Locate every line below that contains the word "This" and copy it.

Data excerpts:

----------------------------------------

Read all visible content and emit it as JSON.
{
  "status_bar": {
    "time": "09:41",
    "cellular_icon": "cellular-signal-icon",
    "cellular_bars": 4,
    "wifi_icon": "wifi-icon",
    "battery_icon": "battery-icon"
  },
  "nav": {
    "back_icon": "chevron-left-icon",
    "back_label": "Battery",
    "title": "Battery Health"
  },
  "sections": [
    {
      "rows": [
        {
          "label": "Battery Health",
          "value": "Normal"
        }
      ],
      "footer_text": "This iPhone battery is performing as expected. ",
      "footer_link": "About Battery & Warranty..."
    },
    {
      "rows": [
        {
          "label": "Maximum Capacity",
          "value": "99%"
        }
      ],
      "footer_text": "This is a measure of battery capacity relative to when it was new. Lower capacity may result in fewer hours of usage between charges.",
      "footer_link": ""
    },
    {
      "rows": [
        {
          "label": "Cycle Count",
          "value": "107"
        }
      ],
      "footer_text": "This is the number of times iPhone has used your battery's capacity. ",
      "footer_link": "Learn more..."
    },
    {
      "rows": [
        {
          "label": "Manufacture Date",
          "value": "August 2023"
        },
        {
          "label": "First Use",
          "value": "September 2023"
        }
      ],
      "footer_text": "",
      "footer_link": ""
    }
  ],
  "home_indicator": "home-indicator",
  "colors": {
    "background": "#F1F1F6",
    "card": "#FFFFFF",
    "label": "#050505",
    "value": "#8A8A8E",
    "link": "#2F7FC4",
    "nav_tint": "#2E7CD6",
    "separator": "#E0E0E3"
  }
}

----------------------------------------

RESULT:
      "footer_text": "This iPhone battery is performing as expected. ",
      "footer_text": "This is a measure of battery capacity relative to when it was new. Lower capacity may result in fewer hours of usage between charges.",
      "footer_text": "This is the number of times iPhone has used your battery's capacity. ",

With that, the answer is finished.